## [Exercise instructions]
In the listing below, find every line with the string "الخلافيات" and pull it out.

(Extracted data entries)
-- Start --
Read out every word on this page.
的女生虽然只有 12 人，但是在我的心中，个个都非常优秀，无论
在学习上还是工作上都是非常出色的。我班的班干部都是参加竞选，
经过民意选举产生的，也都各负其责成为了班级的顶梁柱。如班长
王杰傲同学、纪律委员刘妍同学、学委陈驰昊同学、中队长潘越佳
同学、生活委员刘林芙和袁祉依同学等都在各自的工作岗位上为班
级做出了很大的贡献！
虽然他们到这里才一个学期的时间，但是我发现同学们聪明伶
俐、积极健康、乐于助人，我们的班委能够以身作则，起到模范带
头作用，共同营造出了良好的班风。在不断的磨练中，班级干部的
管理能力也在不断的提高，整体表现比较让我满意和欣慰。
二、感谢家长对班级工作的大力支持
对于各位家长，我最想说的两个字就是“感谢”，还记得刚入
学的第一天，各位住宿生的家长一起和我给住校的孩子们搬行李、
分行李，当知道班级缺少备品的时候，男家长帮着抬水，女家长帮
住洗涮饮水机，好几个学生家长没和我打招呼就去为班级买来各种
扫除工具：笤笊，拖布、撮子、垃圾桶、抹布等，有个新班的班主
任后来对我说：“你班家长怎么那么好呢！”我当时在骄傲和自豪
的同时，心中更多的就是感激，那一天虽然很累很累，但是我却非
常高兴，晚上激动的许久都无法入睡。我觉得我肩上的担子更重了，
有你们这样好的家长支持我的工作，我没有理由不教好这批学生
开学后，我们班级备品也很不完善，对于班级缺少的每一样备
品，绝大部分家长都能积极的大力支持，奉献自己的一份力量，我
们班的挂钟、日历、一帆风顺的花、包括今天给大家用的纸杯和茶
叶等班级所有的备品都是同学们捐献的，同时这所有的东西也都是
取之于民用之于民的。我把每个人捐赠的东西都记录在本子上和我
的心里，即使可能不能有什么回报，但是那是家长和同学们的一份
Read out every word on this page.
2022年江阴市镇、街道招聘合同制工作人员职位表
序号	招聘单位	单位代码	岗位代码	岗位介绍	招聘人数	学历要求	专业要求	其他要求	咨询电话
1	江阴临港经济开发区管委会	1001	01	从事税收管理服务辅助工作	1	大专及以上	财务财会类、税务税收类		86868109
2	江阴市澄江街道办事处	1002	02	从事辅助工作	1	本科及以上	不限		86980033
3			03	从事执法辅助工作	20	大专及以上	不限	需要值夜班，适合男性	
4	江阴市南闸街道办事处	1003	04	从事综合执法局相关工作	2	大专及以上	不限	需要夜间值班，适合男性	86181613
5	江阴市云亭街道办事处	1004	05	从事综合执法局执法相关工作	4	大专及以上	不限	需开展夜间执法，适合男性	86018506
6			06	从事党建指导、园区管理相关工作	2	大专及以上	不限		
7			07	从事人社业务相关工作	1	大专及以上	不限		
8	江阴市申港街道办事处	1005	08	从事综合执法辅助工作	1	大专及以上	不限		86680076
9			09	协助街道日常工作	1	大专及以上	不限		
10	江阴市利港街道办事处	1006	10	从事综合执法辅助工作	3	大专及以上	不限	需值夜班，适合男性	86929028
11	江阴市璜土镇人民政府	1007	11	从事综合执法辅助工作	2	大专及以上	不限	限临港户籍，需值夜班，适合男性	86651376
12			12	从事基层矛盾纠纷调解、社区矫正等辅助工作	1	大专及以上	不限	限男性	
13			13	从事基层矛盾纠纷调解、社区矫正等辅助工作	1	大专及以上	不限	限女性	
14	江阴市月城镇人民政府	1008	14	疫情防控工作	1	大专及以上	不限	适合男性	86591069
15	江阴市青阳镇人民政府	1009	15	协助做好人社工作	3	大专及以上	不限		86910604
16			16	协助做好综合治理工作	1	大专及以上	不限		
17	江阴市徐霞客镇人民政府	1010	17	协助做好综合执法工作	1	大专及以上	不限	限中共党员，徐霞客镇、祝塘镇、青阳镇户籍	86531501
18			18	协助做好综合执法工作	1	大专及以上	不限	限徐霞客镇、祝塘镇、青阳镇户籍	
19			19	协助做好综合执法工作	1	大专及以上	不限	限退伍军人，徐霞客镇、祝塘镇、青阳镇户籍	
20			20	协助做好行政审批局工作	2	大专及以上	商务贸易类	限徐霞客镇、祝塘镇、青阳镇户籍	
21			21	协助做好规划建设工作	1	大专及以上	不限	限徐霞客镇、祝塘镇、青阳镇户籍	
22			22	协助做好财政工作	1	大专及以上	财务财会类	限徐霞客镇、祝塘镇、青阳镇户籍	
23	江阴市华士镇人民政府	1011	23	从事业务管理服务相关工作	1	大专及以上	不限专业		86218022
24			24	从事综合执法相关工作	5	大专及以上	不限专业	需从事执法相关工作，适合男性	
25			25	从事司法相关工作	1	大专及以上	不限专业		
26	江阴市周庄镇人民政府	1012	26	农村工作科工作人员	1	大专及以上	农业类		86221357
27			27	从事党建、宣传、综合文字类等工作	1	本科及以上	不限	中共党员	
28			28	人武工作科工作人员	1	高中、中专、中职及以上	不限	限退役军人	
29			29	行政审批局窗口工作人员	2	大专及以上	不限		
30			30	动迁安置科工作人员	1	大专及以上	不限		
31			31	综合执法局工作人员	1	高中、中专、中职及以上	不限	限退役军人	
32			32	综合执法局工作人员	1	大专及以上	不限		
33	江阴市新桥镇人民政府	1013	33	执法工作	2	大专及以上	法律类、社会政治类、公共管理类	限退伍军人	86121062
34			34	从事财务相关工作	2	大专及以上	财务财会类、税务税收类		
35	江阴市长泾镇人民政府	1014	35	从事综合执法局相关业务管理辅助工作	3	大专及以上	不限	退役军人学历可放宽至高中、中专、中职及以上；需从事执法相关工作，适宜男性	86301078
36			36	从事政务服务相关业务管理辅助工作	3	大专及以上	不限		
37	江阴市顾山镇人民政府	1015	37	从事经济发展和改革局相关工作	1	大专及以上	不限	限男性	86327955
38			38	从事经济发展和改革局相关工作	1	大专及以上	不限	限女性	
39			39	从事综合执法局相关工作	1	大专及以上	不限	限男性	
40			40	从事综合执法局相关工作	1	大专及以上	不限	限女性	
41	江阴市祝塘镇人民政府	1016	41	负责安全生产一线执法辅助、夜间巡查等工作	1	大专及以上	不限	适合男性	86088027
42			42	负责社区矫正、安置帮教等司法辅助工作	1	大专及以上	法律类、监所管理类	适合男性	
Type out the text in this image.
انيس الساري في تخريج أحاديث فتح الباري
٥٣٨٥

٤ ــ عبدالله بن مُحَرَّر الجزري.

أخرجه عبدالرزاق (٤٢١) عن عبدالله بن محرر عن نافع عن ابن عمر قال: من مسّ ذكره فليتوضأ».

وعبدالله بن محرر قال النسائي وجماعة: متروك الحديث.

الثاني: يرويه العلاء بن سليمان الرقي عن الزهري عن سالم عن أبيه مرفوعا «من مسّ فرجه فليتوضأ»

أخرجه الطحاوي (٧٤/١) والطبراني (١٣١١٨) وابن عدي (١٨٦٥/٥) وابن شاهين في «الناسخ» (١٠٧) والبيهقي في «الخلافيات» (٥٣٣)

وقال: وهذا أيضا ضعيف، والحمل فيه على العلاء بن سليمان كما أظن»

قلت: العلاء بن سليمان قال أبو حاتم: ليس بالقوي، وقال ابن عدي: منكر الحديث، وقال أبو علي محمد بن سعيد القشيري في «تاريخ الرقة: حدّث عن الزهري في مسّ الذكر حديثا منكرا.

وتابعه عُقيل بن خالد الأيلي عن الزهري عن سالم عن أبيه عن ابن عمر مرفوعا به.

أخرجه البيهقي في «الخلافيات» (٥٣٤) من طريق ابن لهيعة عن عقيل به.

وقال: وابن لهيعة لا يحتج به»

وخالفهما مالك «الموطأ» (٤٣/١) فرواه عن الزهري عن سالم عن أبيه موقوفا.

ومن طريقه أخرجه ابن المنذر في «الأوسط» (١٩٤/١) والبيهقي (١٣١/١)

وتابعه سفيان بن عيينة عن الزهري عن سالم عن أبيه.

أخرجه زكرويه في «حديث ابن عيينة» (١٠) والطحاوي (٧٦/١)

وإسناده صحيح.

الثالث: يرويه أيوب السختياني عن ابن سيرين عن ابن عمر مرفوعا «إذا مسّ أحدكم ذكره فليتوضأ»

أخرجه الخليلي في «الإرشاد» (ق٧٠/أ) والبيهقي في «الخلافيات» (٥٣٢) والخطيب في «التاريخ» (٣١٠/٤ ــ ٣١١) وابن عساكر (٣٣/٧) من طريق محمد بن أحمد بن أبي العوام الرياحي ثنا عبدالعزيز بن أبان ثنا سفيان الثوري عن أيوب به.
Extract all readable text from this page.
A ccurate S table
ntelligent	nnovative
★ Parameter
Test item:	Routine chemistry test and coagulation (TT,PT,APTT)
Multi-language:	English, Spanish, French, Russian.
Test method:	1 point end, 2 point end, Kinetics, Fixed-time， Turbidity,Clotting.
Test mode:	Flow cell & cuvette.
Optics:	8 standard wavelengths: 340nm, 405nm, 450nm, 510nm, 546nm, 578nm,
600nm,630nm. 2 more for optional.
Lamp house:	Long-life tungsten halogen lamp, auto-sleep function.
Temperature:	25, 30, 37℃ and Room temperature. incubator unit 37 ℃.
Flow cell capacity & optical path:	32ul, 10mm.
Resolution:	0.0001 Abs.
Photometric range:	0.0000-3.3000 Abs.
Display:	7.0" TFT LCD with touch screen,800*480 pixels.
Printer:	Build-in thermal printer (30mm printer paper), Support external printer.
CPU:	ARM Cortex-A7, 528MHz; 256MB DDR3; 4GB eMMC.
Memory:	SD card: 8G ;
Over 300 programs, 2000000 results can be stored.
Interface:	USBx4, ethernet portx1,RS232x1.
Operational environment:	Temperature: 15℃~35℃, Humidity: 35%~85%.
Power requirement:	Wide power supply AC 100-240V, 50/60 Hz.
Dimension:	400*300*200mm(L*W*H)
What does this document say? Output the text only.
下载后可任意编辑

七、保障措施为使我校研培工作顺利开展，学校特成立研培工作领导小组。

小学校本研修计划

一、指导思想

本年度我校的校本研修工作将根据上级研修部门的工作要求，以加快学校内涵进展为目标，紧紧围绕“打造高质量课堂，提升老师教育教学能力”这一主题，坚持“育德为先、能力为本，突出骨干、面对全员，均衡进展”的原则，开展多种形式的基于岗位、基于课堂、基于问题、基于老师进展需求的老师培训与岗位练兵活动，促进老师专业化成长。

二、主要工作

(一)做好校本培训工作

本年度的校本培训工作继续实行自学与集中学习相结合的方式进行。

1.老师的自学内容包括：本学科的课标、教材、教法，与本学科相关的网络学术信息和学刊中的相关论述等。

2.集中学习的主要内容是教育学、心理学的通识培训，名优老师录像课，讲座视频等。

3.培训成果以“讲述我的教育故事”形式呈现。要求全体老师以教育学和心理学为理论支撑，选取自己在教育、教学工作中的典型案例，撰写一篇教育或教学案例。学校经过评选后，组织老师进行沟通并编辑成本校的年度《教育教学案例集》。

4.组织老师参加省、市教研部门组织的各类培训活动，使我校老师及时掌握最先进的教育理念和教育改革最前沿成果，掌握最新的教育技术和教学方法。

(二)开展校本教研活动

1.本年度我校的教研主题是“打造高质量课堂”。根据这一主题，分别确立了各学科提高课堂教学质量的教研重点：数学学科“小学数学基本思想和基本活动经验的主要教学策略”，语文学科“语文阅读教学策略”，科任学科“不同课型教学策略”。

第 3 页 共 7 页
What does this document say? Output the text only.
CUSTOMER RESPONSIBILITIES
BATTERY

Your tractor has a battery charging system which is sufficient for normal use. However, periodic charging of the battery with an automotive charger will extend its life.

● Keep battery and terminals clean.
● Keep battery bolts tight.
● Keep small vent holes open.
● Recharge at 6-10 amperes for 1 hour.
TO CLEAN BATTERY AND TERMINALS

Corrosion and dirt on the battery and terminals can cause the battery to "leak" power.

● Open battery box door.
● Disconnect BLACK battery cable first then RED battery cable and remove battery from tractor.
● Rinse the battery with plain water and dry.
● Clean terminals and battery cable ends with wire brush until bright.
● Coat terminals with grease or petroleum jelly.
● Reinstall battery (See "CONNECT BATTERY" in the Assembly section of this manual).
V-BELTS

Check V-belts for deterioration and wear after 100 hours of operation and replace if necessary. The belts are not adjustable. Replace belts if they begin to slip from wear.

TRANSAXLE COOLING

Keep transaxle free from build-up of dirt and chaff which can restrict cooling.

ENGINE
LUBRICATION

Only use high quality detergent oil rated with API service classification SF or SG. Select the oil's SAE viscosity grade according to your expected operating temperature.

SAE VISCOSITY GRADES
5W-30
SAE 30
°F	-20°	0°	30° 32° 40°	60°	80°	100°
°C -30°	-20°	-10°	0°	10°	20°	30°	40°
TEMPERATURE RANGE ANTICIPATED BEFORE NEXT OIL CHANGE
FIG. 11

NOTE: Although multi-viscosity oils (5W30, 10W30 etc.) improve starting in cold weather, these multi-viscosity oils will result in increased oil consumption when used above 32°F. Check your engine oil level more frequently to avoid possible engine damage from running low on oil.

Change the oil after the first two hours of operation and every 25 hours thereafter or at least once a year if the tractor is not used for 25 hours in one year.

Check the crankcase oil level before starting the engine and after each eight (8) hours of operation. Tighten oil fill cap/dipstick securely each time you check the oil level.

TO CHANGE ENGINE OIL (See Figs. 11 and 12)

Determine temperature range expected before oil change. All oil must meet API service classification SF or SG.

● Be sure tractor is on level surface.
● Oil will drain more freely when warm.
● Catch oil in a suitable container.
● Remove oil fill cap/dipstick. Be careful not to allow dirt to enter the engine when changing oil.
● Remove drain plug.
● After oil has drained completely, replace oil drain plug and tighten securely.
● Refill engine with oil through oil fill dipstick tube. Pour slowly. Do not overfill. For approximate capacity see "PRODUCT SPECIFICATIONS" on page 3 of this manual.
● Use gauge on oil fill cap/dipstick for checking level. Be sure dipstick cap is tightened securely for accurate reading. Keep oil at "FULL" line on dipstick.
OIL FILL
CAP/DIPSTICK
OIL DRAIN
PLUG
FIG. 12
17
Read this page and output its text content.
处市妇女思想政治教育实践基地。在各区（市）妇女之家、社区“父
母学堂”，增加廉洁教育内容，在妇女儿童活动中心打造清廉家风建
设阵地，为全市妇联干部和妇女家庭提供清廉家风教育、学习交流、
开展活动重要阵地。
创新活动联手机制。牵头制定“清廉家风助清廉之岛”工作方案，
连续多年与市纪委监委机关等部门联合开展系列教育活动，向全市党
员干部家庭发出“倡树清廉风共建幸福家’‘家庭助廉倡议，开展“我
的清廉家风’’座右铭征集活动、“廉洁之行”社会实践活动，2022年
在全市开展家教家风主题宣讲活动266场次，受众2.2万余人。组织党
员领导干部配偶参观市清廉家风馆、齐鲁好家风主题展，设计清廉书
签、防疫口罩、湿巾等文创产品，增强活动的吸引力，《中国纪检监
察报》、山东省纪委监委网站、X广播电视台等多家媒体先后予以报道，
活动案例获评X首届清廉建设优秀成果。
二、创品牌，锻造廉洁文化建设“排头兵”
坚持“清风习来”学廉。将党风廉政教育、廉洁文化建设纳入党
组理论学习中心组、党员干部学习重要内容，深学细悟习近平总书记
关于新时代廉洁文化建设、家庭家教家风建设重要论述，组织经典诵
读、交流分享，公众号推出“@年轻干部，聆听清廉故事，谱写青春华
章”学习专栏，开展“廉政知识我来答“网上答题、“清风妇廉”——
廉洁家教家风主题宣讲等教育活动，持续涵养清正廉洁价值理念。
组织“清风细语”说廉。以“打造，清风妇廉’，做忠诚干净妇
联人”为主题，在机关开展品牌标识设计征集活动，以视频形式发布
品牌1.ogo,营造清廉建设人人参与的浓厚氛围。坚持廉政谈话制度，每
-- End --
## [Answer to this problem]
أخرجه الطحاوي (٧٤/١) والطبراني (١٣١١٨) وابن عدي (١٨٦٥/٥) وابن شاهين في «الناسخ» (١٠٧) والبيهقي في «الخلافيات» (٥٣٣)
أخرجه البيهقي في «الخلافيات» (٥٣٤) من طريق ابن لهيعة عن عقيل به.
أخرجه الخليلي في «الإرشاد» (ق٧٠/أ) والبيهقي في «الخلافيات» (٥٣٢) والخطيب في «التاريخ» (٣١٠/٤ ــ ٣١١) وابن عساكر (٣٣/٧) من طريق محمد بن أحمد بن أبي العوام الرياحي ثنا عبدالعزيز بن أبان ثنا سفيان الثوري عن أيوب به.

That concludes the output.